-- start of MATERIAL PROVIDED --

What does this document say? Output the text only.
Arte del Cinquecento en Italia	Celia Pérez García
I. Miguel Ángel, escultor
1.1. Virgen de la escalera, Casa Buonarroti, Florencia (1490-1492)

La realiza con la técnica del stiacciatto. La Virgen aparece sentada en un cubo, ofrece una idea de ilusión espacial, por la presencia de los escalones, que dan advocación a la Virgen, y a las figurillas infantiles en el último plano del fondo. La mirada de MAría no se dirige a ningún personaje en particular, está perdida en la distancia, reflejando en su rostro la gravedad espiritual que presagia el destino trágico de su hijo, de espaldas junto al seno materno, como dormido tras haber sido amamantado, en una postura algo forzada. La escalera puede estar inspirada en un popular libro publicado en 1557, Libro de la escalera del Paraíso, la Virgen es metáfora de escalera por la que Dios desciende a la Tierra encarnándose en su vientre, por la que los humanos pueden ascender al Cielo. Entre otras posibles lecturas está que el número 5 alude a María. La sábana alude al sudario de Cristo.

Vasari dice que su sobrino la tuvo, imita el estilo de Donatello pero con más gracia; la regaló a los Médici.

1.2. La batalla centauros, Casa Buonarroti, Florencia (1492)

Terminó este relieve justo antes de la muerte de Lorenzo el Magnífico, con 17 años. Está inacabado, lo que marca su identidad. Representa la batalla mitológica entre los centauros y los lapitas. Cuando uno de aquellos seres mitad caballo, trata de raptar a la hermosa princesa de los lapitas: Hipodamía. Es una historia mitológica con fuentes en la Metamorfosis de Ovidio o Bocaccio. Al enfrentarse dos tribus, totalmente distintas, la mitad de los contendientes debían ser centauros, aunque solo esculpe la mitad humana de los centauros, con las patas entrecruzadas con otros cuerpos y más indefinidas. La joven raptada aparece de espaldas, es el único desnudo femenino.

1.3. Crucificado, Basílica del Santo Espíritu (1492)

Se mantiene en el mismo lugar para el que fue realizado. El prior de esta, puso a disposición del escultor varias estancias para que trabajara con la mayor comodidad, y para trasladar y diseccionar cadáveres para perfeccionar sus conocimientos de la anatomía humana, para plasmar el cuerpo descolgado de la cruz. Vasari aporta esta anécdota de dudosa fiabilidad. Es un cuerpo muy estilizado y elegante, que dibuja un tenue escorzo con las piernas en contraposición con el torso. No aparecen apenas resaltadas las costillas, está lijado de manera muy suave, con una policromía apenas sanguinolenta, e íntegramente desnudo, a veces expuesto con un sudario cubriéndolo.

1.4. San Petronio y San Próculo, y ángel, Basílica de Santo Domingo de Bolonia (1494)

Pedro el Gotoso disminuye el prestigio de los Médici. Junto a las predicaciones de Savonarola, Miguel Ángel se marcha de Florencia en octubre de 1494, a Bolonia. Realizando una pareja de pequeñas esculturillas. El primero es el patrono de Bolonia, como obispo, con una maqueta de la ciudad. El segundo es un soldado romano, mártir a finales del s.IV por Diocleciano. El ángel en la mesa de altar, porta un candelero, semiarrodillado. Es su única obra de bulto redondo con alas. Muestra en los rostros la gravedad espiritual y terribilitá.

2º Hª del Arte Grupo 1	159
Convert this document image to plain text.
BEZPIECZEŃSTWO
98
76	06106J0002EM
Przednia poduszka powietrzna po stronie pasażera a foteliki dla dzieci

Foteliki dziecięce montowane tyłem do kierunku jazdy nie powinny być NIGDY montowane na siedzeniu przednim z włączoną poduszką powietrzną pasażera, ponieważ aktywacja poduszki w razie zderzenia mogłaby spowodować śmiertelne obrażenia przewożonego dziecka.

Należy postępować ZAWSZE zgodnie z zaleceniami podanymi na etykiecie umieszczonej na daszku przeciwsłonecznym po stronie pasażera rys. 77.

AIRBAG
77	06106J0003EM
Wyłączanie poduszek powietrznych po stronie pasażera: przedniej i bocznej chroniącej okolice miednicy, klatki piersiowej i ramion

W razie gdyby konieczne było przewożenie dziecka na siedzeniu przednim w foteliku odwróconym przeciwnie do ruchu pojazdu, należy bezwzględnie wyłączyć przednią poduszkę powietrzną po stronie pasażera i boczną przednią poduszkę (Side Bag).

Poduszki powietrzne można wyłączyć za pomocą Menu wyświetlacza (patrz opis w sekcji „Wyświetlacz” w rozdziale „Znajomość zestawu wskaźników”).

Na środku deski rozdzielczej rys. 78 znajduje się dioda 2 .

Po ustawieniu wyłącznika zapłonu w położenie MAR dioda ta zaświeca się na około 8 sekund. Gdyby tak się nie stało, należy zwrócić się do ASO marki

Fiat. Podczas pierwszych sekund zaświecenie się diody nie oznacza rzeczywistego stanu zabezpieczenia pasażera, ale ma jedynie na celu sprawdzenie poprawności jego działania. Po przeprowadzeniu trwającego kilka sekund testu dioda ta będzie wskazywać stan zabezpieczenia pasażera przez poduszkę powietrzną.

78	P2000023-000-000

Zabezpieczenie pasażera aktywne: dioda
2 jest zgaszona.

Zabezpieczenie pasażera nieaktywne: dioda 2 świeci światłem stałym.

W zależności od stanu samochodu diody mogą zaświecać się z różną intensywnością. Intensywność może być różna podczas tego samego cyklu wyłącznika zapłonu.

-- end of MATERIAL PROVIDED --

THE EXERCISE: How many of the lines above hold the word "Virgen"? Give only that number.

EXERCISE OUTPUT: 2